#### ACTION ITEM A:
Return the stretch of the passage on the village of Wá’peat from "In 1808, Spanish" through "the chief refused.", copied word for word.
#### ACTION ITEM B:
Write the next part of the passage on the village of Wá’peat, starting after its last sentence.
*** PAGE TEXT Section Begins ***
In 1776, one Spanish traveler through Wá’peat indicated that there were about 80 people at the village, while in 1806 another traveler estimated that there was about 46, indicating a population decline likely attributed to the growth of the Spanish missions in the Los Angeles Basin area. By 1806, at least 86 people from the village had already been recorded in baptismal records at Mission San Fernando and Mission San Gabriel.

In 1808, Spanish soldier José Palomares visited the village in his pursuit of Indigenous peoples who had run away from Mission San Gabriel. Palomares first came upon the village of Atongaibit on the upper Mojave River, which he described as "virtually deserted." He was told that most of the village inhabitants were attending an acorn-gathering festival in the neighboring village of Wá’peat. Many villagers from numerous villages along the Mojave River were present at this acorn festival. Upon observeration, Palomares noted that the chief of the village was sheltering people who escaped Mission San Gabriel. When Palomares attempted to negotiate for these "neophyte refugees," the chief refused.
*** PAGE TEXT Section Ends ***
*** DATA SHOWN Section Begins ***
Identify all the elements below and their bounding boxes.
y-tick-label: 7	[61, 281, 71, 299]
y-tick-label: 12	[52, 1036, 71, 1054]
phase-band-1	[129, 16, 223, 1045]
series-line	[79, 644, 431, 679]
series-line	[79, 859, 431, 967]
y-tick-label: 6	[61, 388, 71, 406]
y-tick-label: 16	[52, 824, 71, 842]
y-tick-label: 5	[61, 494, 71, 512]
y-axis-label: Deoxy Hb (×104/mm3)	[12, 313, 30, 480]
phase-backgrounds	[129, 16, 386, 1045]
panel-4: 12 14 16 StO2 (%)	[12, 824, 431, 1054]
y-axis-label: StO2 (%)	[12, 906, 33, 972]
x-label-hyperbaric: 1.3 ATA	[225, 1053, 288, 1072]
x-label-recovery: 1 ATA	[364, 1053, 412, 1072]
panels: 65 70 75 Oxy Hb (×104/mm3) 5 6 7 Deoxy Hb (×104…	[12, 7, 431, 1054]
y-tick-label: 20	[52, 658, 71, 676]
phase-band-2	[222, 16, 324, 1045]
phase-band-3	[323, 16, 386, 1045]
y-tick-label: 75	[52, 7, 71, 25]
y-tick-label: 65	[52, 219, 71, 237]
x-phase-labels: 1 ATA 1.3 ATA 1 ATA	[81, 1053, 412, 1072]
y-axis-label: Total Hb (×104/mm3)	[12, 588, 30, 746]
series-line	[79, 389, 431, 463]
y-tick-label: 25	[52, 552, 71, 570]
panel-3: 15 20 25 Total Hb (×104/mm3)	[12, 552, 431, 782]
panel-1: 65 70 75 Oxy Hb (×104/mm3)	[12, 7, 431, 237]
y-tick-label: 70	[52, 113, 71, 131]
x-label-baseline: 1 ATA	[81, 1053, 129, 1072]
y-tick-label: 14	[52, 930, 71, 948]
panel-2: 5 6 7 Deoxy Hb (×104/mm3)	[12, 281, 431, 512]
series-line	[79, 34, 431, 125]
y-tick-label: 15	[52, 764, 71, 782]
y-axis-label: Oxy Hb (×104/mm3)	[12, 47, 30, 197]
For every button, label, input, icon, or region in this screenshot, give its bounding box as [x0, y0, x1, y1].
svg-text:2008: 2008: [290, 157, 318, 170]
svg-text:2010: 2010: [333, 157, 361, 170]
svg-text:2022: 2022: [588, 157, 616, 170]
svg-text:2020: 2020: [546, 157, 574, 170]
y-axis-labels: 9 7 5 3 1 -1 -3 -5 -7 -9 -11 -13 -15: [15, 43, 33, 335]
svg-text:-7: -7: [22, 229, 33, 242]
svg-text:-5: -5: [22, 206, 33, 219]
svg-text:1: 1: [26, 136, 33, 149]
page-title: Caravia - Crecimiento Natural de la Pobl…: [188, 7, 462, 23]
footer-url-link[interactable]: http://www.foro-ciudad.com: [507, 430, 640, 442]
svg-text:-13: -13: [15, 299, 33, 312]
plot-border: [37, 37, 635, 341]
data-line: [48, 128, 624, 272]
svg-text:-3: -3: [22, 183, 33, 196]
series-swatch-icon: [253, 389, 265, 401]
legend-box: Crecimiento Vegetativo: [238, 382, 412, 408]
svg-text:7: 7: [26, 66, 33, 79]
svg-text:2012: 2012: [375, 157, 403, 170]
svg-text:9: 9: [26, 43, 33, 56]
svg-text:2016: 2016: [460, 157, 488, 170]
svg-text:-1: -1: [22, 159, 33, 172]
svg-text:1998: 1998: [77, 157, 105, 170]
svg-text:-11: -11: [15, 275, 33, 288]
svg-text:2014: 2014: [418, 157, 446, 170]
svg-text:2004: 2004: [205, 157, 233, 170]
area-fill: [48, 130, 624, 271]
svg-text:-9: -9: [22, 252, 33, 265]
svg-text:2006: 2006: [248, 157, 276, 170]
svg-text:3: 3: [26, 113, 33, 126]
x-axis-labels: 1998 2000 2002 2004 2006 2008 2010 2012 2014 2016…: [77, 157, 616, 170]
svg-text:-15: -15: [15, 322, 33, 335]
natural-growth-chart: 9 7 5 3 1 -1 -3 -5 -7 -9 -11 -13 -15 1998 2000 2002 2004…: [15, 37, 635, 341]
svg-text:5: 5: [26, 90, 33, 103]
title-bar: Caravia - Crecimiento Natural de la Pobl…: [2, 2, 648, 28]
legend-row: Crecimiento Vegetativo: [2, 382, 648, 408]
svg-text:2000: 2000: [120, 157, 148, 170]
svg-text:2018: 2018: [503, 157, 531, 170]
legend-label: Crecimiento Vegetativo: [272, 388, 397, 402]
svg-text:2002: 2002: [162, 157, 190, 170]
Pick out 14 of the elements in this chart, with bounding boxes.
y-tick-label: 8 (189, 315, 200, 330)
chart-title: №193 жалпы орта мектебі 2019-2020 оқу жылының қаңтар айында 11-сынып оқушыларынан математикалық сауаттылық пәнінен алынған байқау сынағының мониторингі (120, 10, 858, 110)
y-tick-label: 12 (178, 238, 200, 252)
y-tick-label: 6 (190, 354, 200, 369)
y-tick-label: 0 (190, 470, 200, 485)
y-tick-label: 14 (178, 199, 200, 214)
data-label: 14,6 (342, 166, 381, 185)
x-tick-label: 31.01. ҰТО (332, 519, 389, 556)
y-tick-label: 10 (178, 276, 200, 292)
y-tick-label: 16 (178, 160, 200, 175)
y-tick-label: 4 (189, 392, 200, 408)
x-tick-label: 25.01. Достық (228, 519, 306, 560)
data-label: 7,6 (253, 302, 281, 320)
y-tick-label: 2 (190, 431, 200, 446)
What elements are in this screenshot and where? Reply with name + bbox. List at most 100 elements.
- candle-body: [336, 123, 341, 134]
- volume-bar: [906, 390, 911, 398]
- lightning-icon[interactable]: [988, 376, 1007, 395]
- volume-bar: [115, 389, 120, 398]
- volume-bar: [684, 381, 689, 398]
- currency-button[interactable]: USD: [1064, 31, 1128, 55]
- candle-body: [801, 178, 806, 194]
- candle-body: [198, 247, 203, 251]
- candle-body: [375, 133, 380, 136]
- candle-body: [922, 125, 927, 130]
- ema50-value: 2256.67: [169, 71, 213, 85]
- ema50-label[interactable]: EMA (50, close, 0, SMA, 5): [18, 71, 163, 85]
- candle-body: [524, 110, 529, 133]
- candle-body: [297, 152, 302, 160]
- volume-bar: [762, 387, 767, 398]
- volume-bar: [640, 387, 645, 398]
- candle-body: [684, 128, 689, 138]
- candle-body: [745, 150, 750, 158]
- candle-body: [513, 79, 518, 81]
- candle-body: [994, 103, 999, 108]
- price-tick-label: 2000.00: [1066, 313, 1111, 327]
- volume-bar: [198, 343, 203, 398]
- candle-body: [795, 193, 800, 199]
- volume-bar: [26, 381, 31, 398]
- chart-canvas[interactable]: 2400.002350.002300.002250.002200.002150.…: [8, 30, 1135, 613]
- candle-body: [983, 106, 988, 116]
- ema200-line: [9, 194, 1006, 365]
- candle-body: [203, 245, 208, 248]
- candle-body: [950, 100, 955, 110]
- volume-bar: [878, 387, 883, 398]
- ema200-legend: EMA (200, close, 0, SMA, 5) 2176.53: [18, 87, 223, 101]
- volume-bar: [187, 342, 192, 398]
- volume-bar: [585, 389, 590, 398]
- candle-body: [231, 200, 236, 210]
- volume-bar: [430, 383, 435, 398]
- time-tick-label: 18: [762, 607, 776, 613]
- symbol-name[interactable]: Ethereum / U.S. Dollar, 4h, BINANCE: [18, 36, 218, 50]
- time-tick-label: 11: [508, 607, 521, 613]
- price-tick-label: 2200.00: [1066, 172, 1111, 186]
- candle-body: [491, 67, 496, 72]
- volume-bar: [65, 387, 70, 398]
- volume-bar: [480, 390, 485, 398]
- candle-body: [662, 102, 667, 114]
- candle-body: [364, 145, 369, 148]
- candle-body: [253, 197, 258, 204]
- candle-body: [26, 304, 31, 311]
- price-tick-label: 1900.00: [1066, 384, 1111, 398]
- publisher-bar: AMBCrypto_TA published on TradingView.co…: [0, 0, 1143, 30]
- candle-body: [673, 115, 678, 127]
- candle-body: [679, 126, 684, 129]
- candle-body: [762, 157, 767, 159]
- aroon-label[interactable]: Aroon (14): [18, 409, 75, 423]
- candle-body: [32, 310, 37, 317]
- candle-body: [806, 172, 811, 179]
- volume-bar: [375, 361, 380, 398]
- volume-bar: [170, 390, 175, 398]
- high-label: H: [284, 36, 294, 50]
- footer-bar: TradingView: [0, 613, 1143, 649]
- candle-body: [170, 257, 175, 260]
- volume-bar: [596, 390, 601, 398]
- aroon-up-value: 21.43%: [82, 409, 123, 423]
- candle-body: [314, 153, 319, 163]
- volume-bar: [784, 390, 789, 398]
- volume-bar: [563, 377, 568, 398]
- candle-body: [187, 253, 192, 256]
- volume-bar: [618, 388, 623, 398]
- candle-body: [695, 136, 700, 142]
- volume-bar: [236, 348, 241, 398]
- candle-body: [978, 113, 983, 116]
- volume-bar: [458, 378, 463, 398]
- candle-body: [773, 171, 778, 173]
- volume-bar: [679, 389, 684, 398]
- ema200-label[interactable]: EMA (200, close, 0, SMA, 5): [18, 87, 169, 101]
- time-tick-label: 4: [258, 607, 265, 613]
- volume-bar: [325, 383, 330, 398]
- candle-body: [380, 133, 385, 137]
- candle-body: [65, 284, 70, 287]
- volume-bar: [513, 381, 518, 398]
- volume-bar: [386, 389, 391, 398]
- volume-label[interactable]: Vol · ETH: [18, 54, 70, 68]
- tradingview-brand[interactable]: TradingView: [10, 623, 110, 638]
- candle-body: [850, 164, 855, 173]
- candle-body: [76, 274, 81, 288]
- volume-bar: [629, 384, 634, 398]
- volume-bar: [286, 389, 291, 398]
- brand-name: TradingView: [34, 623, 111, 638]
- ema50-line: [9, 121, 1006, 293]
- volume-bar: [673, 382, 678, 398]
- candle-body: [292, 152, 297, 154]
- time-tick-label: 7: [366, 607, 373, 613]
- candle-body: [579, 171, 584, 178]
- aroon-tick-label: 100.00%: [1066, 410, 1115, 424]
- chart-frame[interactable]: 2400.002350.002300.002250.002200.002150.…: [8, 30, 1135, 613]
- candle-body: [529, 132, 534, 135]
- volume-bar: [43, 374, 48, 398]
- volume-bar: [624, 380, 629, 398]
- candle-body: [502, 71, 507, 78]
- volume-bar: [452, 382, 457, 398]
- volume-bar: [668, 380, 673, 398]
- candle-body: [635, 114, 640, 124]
*** DATA SHOWN Section Ends ***
#### ANSWER SECTION A:
In 1808, Spanish soldier José Palomares visited the village in his pursuit of Indigenous peoples who had run away from Mission San Gabriel. Palomares first came upon the village of Atongaibit on the upper Mojave River, which he described as "virtually deserted." He was told that most of the village inhabitants were attending an acorn-gathering festival in the neighboring village of Wá’peat. Many villagers from numerous villages along the Mojave River were present at this acorn festival. Upon observeration, Palomares noted that the chief of the village was sheltering people who escaped Mission San Gabriel. When Palomares attempted to negotiate for these "neophyte refugees," the chief refused.

#### ANSWER SECTION B:
In between 1811 and 1815, it was noted in baptismal records at Mission San Gabriel that the village had marriage ties with Atongaibit (7 marriages) and Amutskupiabit (17 marriages).

In 1819, a hunting party led by Gabriel Moraga was sent after the Mohave. On the journey, Joaquin Pasqual Nuez accompanied the soldiers and kept a diary, noting that the expedition camped at Wá’peat on November 25, where they suffered "a painful night because of the excessive cold." They then spent another day at the village before traveling to Atongaibit (Hesperia).

=== Depletion ===
By the 1830s, Wá’peat was abandoned, largely with the influx of European presence in the region through the use of the Old Spanish Trail.

In 1885, the presence of junipers in what had been the village area were destroyed, many of which were uprooted and their roots burned as firewood for bakeries in Los Angeles.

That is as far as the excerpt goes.